** EXERCISE INSTRUCTIONS **
Go through the data below and copy it exactly, skipping every picture.

** DATA ENTRIES **

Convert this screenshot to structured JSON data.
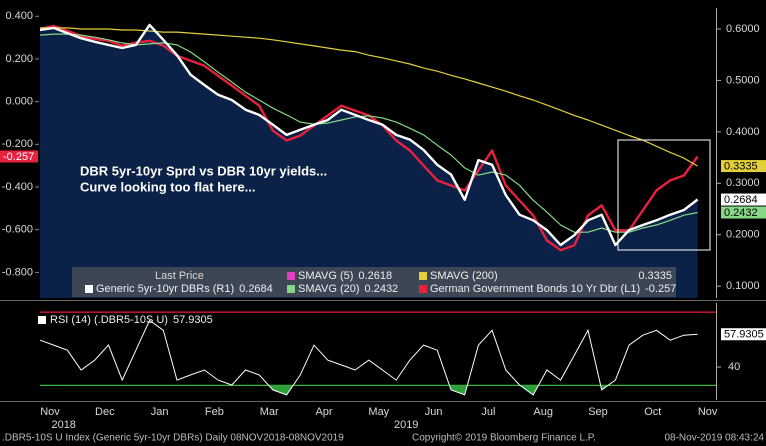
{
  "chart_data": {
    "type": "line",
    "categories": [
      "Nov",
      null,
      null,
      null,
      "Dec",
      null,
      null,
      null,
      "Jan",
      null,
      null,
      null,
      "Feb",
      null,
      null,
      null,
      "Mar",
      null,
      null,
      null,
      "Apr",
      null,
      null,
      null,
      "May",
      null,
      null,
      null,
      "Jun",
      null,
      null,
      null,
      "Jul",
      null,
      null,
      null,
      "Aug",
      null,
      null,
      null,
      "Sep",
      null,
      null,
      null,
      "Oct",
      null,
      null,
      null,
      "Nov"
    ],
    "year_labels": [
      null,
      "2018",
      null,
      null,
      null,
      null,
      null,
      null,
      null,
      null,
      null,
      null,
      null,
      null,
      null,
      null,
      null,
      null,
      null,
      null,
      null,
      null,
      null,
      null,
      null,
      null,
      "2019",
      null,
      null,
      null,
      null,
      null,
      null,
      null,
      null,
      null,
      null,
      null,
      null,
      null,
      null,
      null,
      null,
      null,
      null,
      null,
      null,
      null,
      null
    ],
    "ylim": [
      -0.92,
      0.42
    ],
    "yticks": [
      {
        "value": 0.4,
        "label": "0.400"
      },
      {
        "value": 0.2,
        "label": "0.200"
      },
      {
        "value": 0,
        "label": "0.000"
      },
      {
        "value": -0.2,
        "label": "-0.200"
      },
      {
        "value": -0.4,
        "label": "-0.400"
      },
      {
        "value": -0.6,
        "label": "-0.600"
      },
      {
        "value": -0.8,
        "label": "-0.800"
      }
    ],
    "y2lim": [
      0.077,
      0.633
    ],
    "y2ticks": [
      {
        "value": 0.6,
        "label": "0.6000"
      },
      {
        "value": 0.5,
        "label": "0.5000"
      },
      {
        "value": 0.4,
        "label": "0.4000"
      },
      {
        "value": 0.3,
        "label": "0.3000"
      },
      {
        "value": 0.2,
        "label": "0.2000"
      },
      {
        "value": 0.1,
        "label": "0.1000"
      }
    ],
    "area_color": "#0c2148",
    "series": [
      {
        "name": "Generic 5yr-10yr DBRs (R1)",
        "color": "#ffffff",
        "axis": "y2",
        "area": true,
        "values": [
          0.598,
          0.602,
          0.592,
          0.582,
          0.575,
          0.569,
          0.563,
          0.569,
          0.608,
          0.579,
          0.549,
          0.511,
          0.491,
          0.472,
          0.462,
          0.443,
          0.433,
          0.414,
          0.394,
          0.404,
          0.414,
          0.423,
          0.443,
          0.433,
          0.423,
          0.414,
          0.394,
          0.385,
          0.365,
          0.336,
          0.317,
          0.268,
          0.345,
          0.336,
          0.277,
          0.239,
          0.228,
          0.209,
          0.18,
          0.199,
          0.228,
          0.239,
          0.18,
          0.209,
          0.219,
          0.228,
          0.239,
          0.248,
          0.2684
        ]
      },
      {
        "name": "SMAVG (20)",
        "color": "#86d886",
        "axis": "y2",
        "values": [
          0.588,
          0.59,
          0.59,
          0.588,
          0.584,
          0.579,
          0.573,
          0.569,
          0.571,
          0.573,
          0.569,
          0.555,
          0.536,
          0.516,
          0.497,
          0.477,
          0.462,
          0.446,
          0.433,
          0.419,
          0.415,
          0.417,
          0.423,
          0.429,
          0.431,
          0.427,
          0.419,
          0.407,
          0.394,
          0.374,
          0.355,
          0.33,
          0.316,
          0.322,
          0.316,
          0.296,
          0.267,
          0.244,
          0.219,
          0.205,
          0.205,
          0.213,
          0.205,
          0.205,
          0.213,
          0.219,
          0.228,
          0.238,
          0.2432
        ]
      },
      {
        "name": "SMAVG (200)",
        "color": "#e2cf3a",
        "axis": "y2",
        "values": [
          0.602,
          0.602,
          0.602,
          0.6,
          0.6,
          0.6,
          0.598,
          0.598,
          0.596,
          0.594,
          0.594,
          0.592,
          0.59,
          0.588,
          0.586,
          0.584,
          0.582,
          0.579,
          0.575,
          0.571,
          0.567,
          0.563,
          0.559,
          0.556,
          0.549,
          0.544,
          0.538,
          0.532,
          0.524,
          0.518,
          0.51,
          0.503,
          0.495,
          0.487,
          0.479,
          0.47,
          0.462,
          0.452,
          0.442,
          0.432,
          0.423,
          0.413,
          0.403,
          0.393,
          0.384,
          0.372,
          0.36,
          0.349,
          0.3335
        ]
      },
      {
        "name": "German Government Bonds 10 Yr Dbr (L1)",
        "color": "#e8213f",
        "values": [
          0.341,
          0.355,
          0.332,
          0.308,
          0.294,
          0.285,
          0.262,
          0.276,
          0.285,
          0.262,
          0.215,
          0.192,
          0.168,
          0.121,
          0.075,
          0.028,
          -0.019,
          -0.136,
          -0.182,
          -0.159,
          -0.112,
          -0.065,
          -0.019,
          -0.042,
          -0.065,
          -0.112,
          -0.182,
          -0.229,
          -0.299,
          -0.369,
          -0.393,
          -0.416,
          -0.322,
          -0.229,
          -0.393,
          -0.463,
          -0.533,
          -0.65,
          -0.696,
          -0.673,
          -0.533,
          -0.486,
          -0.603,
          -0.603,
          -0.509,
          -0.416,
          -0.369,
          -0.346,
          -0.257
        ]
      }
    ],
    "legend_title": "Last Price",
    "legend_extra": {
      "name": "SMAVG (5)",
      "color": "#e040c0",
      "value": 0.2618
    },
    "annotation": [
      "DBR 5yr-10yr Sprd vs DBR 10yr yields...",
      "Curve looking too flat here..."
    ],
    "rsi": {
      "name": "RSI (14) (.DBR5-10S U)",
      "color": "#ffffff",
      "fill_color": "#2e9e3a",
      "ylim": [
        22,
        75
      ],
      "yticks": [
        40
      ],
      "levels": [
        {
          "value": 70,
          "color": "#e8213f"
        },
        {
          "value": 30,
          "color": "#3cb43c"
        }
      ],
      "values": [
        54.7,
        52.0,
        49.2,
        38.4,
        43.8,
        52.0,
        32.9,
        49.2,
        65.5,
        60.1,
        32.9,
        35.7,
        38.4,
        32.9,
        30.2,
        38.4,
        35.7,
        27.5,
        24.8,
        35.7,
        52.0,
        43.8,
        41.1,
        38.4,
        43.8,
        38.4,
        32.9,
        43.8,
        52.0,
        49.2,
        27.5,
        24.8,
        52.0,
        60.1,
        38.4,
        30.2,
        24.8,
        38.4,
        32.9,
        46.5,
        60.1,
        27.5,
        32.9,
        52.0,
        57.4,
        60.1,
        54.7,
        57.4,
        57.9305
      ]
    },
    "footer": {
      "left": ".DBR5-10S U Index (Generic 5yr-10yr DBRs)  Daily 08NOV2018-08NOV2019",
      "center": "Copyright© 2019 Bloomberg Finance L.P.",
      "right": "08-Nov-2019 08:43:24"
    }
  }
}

** RESULT **
Convert this screenshot to structured JSON data.
{
  "chart_data": {
    "type": "line",
    "categories": [
      "Nov",
      null,
      null,
      null,
      "Dec",
      null,
      null,
      null,
      "Jan",
      null,
      null,
      null,
      "Feb",
      null,
      null,
      null,
      "Mar",
      null,
      null,
      null,
      "Apr",
      null,
      null,
      null,
      "May",
      null,
      null,
      null,
      "Jun",
      null,
      null,
      null,
      "Jul",
      null,
      null,
      null,
      "Aug",
      null,
      null,
      null,
      "Sep",
      null,
      null,
      null,
      "Oct",
      null,
      null,
      null,
      "Nov"
    ],
    "year_labels": [
      null,
      "2018",
      null,
      null,
      null,
      null,
      null,
      null,
      null,
      null,
      null,
      null,
      null,
      null,
      null,
      null,
      null,
      null,
      null,
      null,
      null,
      null,
      null,
      null,
      null,
      null,
      "2019",
      null,
      null,
      null,
      null,
      null,
      null,
      null,
      null,
      null,
      null,
      null,
      null,
      null,
      null,
      null,
      null,
      null,
      null,
      null,
      null,
      null,
      null
    ],
    "ylim": [
      -0.92,
      0.42
    ],
    "yticks": [
      {
        "value": 0.4,
        "label": "0.400"
      },
      {
        "value": 0.2,
        "label": "0.200"
      },
      {
        "value": 0,
        "label": "0.000"
      },
      {
        "value": -0.2,
        "label": "-0.200"
      },
      {
        "value": -0.4,
        "label": "-0.400"
      },
      {
        "value": -0.6,
        "label": "-0.600"
      },
      {
        "value": -0.8,
        "label": "-0.800"
      }
    ],
    "y2lim": [
      0.077,
      0.633
    ],
    "y2ticks": [
      {
        "value": 0.6,
        "label": "0.6000"
      },
      {
        "value": 0.5,
        "label": "0.5000"
      },
      {
        "value": 0.4,
        "label": "0.4000"
      },
      {
        "value": 0.3,
        "label": "0.3000"
      },
      {
        "value": 0.2,
        "label": "0.2000"
      },
      {
        "value": 0.1,
        "label": "0.1000"
      }
    ],
    "area_color": "#0c2148",
    "series": [
      {
        "name": "Generic 5yr-10yr DBRs (R1)",
        "color": "#ffffff",
        "axis": "y2",
        "area": true,
        "values": [
          0.598,
          0.602,
          0.592,
          0.582,
          0.575,
          0.569,
          0.563,
          0.569,
          0.608,
          0.579,
          0.549,
          0.511,
          0.491,
          0.472,
          0.462,
          0.443,
          0.433,
          0.414,
          0.394,
          0.404,
          0.414,
          0.423,
          0.443,
          0.433,
          0.423,
          0.414,
          0.394,
          0.385,
          0.365,
          0.336,
          0.317,
          0.268,
          0.345,
          0.336,
          0.277,
          0.239,
          0.228,
          0.209,
          0.18,
          0.199,
          0.228,
          0.239,
          0.18,
          0.209,
          0.219,
          0.228,
          0.239,
          0.248,
          0.2684
        ]
      },
      {
        "name": "SMAVG (20)",
        "color": "#86d886",
        "axis": "y2",
        "values": [
          0.588,
          0.59,
          0.59,
          0.588,
          0.584,
          0.579,
          0.573,
          0.569,
          0.571,
          0.573,
          0.569,
          0.555,
          0.536,
          0.516,
          0.497,
          0.477,
          0.462,
          0.446,
          0.433,
          0.419,
          0.415,
          0.417,
          0.423,
          0.429,
          0.431,
          0.427,
          0.419,
          0.407,
          0.394,
          0.374,
          0.355,
          0.33,
          0.316,
          0.322,
          0.316,
          0.296,
          0.267,
          0.244,
          0.219,
          0.205,
          0.205,
          0.213,
          0.205,
          0.205,
          0.213,
          0.219,
          0.228,
          0.238,
          0.2432
        ]
      },
      {
        "name": "SMAVG (200)",
        "color": "#e2cf3a",
        "axis": "y2",
        "values": [
          0.602,
          0.602,
          0.602,
          0.6,
          0.6,
          0.6,
          0.598,
          0.598,
          0.596,
          0.594,
          0.594,
          0.592,
          0.59,
          0.588,
          0.586,
          0.584,
          0.582,
          0.579,
          0.575,
          0.571,
          0.567,
          0.563,
          0.559,
          0.556,
          0.549,
          0.544,
          0.538,
          0.532,
          0.524,
          0.518,
          0.51,
          0.503,
          0.495,
          0.487,
          0.479,
          0.47,
          0.462,
          0.452,
          0.442,
          0.432,
          0.423,
          0.413,
          0.403,
          0.393,
          0.384,
          0.372,
          0.36,
          0.349,
          0.3335
        ]
      },
      {
        "name": "German Government Bonds 10 Yr Dbr (L1)",
        "color": "#e8213f",
        "values": [
          0.341,
          0.355,
          0.332,
          0.308,
          0.294,
          0.285,
          0.262,
          0.276,
          0.285,
          0.262,
          0.215,
          0.192,
          0.168,
          0.121,
          0.075,
          0.028,
          -0.019,
          -0.136,
          -0.182,
          -0.159,
          -0.112,
          -0.065,
          -0.019,
          -0.042,
          -0.065,
          -0.112,
          -0.182,
          -0.229,
          -0.299,
          -0.369,
          -0.393,
          -0.416,
          -0.322,
          -0.229,
          -0.393,
          -0.463,
          -0.533,
          -0.65,
          -0.696,
          -0.673,
          -0.533,
          -0.486,
          -0.603,
          -0.603,
          -0.509,
          -0.416,
          -0.369,
          -0.346,
          -0.257
        ]
      }
    ],
    "legend_title": "Last Price",
    "legend_extra": {
      "name": "SMAVG (5)",
      "color": "#e040c0",
      "value": 0.2618
    },
    "annotation": [
      "DBR 5yr-10yr Sprd vs DBR 10yr yields...",
      "Curve looking too flat here..."
    ],
    "rsi": {
      "name": "RSI (14) (.DBR5-10S U)",
      "color": "#ffffff",
      "fill_color": "#2e9e3a",
      "ylim": [
        22,
        75
      ],
      "yticks": [
        40
      ],
      "levels": [
        {
          "value": 70,
          "color": "#e8213f"
        },
        {
          "value": 30,
          "color": "#3cb43c"
        }
      ],
      "values": [
        54.7,
        52.0,
        49.2,
        38.4,
        43.8,
        52.0,
        32.9,
        49.2,
        65.5,
        60.1,
        32.9,
        35.7,
        38.4,
        32.9,
        30.2,
        38.4,
        35.7,
        27.5,
        24.8,
        35.7,
        52.0,
        43.8,
        41.1,
        38.4,
        43.8,
        38.4,
        32.9,
        43.8,
        52.0,
        49.2,
        27.5,
        24.8,
        52.0,
        60.1,
        38.4,
        30.2,
        24.8,
        38.4,
        32.9,
        46.5,
        60.1,
        27.5,
        32.9,
        52.0,
        57.4,
        60.1,
        54.7,
        57.4,
        57.9305
      ]
    },
    "footer": {
      "left": ".DBR5-10S U Index (Generic 5yr-10yr DBRs)  Daily 08NOV2018-08NOV2019",
      "center": "Copyright© 2019 Bloomberg Finance L.P.",
      "right": "08-Nov-2019 08:43:24"
    }
  }
}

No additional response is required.